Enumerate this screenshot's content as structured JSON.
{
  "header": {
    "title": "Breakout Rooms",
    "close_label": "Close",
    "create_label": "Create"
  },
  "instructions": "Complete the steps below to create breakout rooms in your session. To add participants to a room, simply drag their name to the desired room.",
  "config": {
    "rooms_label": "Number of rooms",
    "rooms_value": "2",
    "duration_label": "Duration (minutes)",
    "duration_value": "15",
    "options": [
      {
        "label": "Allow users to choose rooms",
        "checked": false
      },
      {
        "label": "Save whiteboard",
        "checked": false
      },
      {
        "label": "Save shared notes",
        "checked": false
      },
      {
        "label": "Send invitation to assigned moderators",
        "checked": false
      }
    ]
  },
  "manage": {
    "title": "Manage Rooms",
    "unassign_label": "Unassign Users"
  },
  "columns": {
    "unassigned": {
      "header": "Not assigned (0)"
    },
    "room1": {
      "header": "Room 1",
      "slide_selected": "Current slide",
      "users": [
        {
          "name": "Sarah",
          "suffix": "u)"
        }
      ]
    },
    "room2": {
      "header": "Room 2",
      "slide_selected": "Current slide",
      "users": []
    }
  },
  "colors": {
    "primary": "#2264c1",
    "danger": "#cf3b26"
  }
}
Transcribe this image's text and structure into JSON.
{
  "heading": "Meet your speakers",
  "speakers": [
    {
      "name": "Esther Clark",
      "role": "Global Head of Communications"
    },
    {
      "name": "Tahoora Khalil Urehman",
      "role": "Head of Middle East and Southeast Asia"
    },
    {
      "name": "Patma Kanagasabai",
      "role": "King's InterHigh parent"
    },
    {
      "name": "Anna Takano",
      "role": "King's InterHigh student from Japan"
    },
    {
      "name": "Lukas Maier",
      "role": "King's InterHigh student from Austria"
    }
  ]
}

########

• **WHAT IS REQUIRED**
Print all of the entries again, exactly as written.

• **RESULT**
Enumerate this screenshot's content as structured JSON.
{
  "header": {
    "title": "Breakout Rooms",
    "close_label": "Close",
    "create_label": "Create"
  },
  "instructions": "Complete the steps below to create breakout rooms in your session. To add participants to a room, simply drag their name to the desired room.",
  "config": {
    "rooms_label": "Number of rooms",
    "rooms_value": "2",
    "duration_label": "Duration (minutes)",
    "duration_value": "15",
    "options": [
      {
        "label": "Allow users to choose rooms",
        "checked": false
      },
      {
        "label": "Save whiteboard",
        "checked": false
      },
      {
        "label": "Save shared notes",
        "checked": false
      },
      {
        "label": "Send invitation to assigned moderators",
        "checked": false
      }
    ]
  },
  "manage": {
    "title": "Manage Rooms",
    "unassign_label": "Unassign Users"
  },
  "columns": {
    "unassigned": {
      "header": "Not assigned (0)"
    },
    "room1": {
      "header": "Room 1",
      "slide_selected": "Current slide",
      "users": [
        {
          "name": "Sarah",
          "suffix": "u)"
        }
      ]
    },
    "room2": {
      "header": "Room 2",
      "slide_selected": "Current slide",
      "users": []
    }
  },
  "colors": {
    "primary": "#2264c1",
    "danger": "#cf3b26"
  }
}
Transcribe this image's text and structure into JSON.
{
  "heading": "Meet your speakers",
  "speakers": [
    {
      "name": "Esther Clark",
      "role": "Global Head of Communications"
    },
    {
      "name": "Tahoora Khalil Urehman",
      "role": "Head of Middle East and Southeast Asia"
    },
    {
      "name": "Patma Kanagasabai",
      "role": "King's InterHigh parent"
    },
    {
      "name": "Anna Takano",
      "role": "King's InterHigh student from Japan"
    },
    {
      "name": "Lukas Maier",
      "role": "King's InterHigh student from Austria"
    }
  ]
}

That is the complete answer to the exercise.